> _Exercise details_:
In the entries below, identify every line with the string "hours" and copy it.

►

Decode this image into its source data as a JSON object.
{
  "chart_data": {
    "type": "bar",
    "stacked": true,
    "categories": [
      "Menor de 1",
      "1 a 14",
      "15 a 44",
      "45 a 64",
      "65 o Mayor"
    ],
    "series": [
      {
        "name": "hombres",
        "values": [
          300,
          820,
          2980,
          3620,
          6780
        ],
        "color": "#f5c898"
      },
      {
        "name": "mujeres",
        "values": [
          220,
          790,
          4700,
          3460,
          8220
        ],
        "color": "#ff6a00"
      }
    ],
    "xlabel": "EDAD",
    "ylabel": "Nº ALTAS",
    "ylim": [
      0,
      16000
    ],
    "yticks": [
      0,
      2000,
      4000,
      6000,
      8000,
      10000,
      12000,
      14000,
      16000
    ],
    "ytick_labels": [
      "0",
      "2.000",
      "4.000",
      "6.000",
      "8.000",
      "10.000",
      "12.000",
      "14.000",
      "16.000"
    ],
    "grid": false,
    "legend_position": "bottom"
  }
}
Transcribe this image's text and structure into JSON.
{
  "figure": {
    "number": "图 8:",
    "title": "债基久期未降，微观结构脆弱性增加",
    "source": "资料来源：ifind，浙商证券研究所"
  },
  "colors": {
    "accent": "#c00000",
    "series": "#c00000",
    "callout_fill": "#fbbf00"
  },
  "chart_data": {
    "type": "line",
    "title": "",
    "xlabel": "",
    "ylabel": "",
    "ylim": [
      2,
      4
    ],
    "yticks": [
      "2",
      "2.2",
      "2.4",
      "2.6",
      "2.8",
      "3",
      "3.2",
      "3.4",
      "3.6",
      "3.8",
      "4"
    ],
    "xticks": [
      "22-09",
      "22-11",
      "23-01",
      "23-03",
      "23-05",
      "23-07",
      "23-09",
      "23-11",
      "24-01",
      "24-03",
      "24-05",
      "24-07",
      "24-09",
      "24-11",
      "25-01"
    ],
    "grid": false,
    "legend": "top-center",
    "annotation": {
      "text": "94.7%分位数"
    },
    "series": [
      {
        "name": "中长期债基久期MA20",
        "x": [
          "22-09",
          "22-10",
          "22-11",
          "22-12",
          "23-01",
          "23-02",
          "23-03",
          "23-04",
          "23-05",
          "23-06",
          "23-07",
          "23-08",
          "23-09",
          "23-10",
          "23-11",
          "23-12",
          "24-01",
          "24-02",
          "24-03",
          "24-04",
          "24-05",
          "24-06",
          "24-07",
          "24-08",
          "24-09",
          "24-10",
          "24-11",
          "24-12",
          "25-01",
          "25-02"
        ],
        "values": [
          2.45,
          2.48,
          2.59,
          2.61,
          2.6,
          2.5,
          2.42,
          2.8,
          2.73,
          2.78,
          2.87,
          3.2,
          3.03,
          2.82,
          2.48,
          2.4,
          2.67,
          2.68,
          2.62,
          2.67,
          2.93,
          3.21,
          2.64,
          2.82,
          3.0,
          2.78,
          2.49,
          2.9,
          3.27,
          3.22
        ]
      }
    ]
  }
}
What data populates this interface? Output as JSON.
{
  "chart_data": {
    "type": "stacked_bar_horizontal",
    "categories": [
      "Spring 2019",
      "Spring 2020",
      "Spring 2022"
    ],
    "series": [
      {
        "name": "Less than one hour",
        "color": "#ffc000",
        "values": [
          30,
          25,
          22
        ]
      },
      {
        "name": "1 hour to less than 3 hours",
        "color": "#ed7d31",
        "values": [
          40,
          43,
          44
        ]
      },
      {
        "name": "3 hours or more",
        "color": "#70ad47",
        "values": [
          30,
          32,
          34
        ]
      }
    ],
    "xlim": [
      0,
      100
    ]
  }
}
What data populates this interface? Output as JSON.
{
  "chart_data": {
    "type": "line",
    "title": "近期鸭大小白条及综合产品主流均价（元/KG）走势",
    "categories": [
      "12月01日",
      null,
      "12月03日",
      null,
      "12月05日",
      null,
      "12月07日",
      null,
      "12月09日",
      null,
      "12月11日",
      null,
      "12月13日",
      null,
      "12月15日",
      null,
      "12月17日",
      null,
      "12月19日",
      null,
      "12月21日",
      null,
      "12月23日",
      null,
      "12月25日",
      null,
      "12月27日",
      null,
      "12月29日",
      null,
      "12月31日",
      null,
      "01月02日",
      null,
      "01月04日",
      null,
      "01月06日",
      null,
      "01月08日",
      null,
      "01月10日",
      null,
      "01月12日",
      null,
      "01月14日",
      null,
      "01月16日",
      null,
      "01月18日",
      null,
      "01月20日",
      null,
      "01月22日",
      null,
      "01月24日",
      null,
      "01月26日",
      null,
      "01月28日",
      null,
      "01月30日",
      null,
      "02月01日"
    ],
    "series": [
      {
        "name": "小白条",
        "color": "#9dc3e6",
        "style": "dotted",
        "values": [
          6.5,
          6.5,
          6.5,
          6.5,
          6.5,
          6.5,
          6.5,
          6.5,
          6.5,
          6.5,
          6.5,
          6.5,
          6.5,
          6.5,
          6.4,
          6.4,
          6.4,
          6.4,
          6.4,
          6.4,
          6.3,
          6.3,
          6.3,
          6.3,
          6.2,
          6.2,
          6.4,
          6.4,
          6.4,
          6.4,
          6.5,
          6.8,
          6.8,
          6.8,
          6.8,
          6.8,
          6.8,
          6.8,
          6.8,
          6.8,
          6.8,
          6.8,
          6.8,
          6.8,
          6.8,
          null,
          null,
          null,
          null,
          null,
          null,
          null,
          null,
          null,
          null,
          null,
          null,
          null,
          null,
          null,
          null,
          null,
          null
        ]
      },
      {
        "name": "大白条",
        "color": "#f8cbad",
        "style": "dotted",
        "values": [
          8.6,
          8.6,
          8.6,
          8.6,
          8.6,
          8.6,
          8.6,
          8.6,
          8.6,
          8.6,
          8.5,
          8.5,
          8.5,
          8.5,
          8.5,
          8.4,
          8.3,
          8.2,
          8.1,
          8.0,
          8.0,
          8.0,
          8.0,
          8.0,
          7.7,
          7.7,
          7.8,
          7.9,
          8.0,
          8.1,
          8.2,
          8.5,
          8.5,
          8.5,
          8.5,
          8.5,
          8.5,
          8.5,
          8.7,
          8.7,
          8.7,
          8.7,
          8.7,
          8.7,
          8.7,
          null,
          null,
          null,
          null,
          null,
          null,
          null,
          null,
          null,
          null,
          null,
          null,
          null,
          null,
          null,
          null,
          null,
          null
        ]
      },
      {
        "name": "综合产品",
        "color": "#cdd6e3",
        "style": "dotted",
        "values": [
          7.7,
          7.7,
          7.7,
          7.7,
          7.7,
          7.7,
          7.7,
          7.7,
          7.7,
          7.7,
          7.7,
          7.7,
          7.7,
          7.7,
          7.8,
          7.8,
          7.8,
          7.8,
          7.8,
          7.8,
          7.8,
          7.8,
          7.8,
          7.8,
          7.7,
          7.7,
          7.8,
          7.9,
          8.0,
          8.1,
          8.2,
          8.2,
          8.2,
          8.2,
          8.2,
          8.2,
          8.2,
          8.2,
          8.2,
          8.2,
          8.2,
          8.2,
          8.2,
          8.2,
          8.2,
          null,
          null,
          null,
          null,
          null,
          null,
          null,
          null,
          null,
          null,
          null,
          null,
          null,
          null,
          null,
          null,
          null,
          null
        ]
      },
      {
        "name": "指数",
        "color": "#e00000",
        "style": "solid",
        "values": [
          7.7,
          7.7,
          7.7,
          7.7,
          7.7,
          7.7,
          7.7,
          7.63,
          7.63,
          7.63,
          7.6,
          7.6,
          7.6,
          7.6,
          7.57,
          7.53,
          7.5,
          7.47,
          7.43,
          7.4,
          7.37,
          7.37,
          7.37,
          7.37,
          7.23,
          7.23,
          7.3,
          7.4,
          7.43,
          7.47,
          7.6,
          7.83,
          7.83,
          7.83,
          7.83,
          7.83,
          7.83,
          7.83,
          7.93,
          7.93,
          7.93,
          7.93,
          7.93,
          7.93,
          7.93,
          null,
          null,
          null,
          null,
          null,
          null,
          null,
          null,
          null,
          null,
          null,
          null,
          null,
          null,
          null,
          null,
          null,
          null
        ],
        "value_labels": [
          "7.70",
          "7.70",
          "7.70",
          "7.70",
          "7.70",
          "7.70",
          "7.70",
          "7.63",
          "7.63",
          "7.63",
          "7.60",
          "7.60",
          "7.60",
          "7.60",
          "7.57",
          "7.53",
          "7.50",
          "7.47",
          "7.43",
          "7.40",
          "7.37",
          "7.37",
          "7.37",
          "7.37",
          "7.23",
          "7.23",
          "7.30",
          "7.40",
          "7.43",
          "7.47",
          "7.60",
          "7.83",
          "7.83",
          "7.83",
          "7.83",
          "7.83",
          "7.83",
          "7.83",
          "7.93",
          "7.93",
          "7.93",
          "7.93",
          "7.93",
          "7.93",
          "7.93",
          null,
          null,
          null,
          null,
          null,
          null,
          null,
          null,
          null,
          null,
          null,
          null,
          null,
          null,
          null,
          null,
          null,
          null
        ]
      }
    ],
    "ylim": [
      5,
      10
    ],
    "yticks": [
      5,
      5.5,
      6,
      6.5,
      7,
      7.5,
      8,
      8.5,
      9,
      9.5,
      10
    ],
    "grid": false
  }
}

◄

> _Answer to this problem_:
        "name": "1 hour to less than 3 hours",
        "name": "3 hours or more",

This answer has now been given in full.